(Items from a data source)

━━━━━━━━

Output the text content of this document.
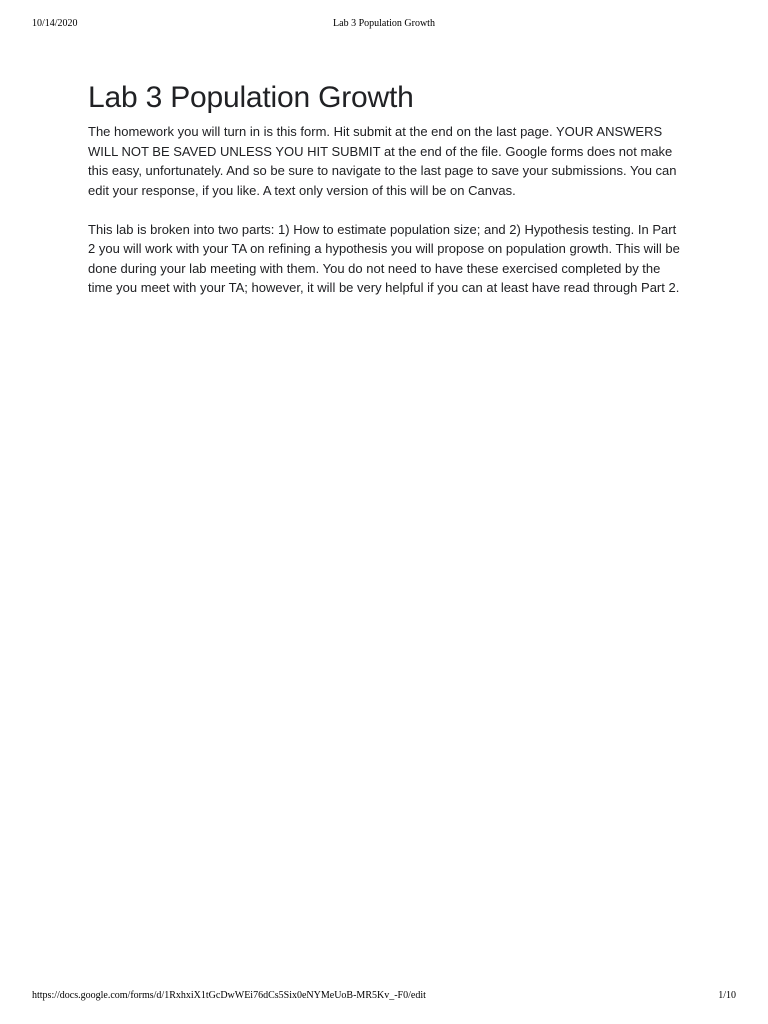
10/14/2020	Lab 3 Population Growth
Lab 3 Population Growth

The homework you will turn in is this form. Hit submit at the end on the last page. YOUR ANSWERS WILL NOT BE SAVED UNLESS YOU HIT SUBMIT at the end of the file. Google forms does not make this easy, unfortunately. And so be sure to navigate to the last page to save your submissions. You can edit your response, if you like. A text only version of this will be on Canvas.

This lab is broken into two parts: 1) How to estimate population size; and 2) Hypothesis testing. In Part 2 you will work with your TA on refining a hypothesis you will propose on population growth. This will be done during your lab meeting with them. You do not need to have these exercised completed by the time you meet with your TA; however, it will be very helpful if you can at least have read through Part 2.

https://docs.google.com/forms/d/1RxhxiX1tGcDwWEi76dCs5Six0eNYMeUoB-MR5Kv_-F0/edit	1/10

━━━━━━━━

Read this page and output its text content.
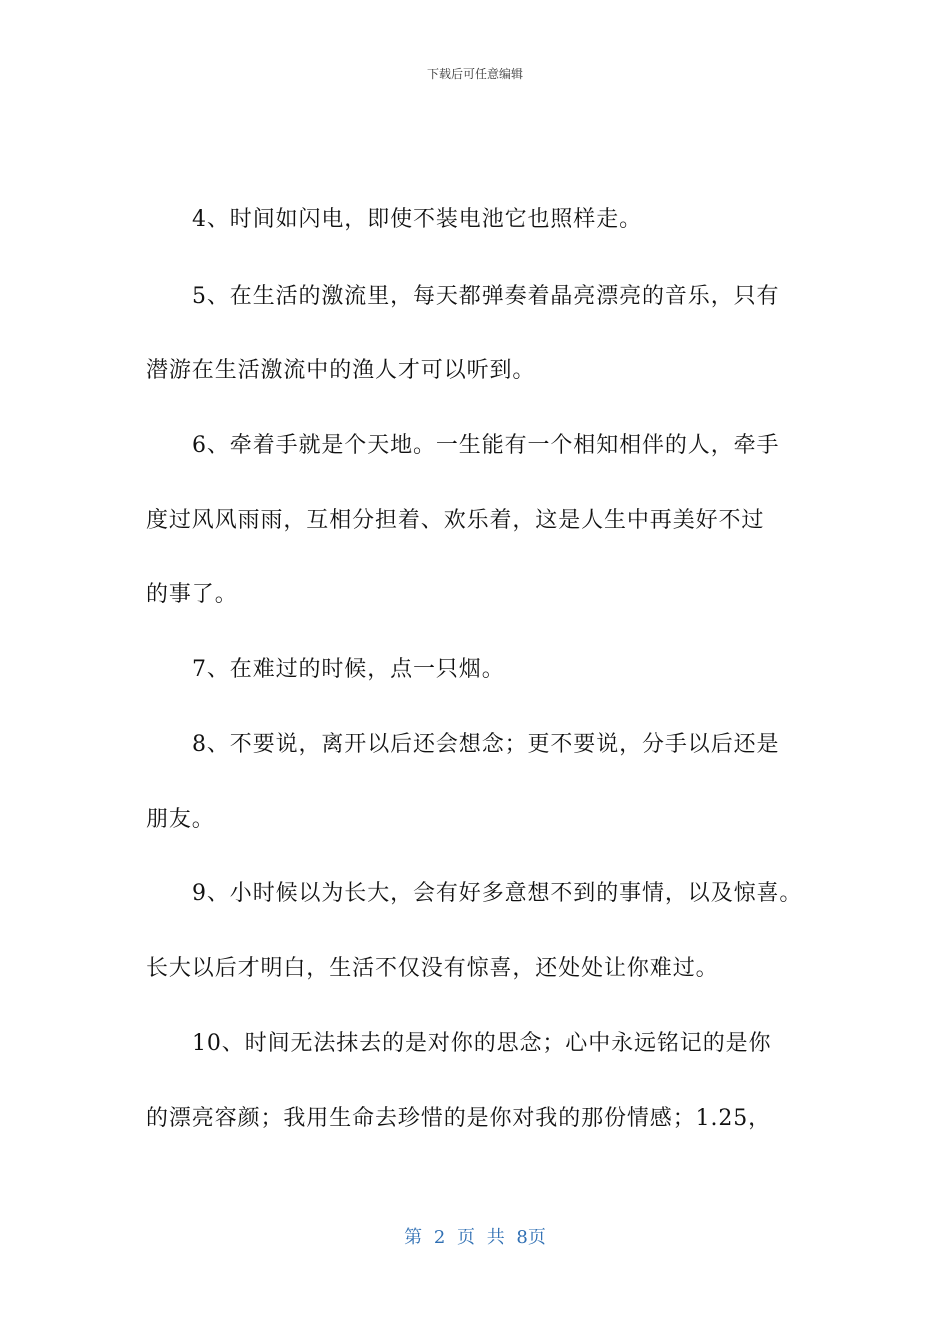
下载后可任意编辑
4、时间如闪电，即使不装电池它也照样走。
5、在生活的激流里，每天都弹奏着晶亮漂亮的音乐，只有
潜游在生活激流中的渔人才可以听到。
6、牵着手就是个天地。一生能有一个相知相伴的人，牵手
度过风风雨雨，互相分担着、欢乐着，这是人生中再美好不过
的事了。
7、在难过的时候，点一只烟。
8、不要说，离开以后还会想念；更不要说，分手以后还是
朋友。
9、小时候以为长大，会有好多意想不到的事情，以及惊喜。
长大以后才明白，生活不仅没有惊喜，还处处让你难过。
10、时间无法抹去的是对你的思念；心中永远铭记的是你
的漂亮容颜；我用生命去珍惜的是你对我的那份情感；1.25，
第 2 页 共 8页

━━━━━━━━

Directions – Among the lines above, how many contain the string "content"? State the number alone.

Solution – 2